# 3.0CS on eBay - anyone familiar with it?



## MicahO (Apr 19, 2004)

I ask about familiarity because they note that it is a European car that was covered in the June 1977 Road and Track. Seems that a car like that would have tripped someone's memory somewhere along the way?

Looks great in pictures, may be some rust bubbling on the passenger door near the window trim.

Incredible looking car. They note "The car is not for the purist but it's a one of a kind toy that you will truly enjoy." I certainly see some things that are not stock, but what are they getting at with that comment? It almost seems intended to chase away knowledgable bimmernuts. Perhaps I'm just paranoid.

But I've always loved the 3.0 - what a body.....

http://cgi.ebay.com/ebaymotors/BMW-...af4QQitemZ360220560116QQptZUSQ5fCarsQ5fTrucks


----------



## kwyjibo (Jun 1, 2006)

hi micah,
this car has been discussed over at the e9coupe.com board a few times. most recently at http://www.e9coupe.com/forum/showthread.php?t=5768
bottom line: over-priced (which might explain its multiple trips down the ebay aisle...)
check out the cars-for-sale threads there, people (including me) put links to cars for sale there for others to check out.
good luck


----------



## MicahO (Apr 19, 2004)

DIRECTIVE 1:
From the forum thread about the 3.0CS, write out the passage starting with "Incredible looking car." and going on through "what a body.....".
DIRECTIVE 2:
In the forum thread about the 3.0CS, which magazine issue is said to have covered the car?

DATA:
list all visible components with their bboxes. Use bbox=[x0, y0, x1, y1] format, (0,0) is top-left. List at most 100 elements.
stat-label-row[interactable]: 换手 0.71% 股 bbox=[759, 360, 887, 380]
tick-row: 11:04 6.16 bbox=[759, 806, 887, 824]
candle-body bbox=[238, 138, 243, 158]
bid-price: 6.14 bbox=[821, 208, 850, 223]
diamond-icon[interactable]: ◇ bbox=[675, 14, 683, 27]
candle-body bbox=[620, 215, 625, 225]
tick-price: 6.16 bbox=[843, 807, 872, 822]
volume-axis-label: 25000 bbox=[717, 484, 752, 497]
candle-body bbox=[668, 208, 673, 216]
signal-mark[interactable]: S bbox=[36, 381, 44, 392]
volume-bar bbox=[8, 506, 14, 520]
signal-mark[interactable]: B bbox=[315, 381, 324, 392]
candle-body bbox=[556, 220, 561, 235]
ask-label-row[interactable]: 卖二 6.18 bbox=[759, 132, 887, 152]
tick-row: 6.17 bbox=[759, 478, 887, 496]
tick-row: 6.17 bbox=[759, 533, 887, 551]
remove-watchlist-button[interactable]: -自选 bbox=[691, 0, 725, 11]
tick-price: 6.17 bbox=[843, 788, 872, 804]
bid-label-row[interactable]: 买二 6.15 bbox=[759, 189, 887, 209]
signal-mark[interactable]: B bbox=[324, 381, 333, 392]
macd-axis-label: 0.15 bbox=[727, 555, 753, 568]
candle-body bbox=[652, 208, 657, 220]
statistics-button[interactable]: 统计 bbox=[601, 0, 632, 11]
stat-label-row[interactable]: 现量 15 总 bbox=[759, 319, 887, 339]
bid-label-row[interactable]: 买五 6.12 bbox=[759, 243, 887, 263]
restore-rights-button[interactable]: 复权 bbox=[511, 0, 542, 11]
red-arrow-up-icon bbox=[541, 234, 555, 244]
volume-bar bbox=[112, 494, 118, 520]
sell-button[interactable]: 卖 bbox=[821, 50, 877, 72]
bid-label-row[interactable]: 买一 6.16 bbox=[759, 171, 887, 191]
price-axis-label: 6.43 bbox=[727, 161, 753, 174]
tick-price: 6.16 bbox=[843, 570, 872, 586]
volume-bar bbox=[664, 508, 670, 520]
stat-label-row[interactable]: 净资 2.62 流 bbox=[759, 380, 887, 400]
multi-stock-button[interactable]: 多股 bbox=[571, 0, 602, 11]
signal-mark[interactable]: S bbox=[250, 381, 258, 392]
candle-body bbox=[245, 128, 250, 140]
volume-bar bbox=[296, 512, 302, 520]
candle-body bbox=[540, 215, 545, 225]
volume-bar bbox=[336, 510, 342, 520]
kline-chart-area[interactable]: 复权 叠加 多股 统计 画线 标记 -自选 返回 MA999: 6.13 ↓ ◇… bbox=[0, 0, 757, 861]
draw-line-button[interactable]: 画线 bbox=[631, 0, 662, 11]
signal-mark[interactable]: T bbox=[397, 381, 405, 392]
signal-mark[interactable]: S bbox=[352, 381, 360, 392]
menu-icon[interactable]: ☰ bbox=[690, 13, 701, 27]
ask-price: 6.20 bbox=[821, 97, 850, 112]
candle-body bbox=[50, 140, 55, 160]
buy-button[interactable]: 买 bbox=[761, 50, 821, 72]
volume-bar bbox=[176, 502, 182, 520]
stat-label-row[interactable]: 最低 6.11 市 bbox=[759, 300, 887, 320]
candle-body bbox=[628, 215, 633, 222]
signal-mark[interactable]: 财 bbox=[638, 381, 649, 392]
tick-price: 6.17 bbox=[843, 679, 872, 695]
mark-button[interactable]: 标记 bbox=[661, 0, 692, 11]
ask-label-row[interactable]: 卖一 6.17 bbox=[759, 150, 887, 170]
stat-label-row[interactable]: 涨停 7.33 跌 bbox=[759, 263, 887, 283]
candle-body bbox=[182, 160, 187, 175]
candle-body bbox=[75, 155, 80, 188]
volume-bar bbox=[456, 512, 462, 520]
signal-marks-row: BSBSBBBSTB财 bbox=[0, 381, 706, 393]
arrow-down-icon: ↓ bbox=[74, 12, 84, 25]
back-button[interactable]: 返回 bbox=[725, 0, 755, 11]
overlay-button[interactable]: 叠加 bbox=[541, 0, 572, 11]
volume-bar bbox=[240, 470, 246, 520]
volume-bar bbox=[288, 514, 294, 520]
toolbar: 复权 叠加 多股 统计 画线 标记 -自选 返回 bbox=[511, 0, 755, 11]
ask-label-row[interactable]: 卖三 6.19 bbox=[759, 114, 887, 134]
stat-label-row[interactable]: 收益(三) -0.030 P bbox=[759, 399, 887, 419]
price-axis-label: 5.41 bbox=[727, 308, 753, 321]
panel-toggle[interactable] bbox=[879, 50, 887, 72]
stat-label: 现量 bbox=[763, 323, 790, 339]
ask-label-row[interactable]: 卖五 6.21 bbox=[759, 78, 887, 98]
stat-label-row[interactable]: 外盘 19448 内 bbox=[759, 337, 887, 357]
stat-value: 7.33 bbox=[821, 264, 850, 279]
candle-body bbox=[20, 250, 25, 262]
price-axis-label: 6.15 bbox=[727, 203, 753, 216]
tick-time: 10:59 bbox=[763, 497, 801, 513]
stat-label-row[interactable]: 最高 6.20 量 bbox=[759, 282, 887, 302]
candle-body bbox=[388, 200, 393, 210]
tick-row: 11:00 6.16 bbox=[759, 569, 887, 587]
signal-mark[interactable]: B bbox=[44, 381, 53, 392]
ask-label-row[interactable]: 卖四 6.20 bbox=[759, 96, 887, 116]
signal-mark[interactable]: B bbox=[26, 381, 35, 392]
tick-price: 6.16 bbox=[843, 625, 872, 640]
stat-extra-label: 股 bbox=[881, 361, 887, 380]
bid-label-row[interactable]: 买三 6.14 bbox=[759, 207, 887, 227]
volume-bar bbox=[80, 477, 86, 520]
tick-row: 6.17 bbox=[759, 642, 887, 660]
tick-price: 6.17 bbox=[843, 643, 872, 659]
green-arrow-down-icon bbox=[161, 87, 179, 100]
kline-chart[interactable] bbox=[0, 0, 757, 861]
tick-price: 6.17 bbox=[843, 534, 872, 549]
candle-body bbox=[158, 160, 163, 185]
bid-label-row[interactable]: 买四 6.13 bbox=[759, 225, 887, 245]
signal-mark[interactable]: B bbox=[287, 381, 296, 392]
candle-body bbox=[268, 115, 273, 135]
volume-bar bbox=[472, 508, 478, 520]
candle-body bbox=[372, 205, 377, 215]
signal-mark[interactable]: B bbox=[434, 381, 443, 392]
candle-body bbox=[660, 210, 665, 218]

EXERCISE ANSWER 1:
Incredible looking car. They note "The car is not for the purist but it's a one of a kind toy that you will truly enjoy." I certainly see some things that are not stock, but what are they getting at with that comment? It almost seems intended to chase away knowledgable bimmernuts. Perhaps I'm just paranoid.

But I've always loved the 3.0 - what a body.....

EXERCISE ANSWER 2:
The June 1977 Road and Track.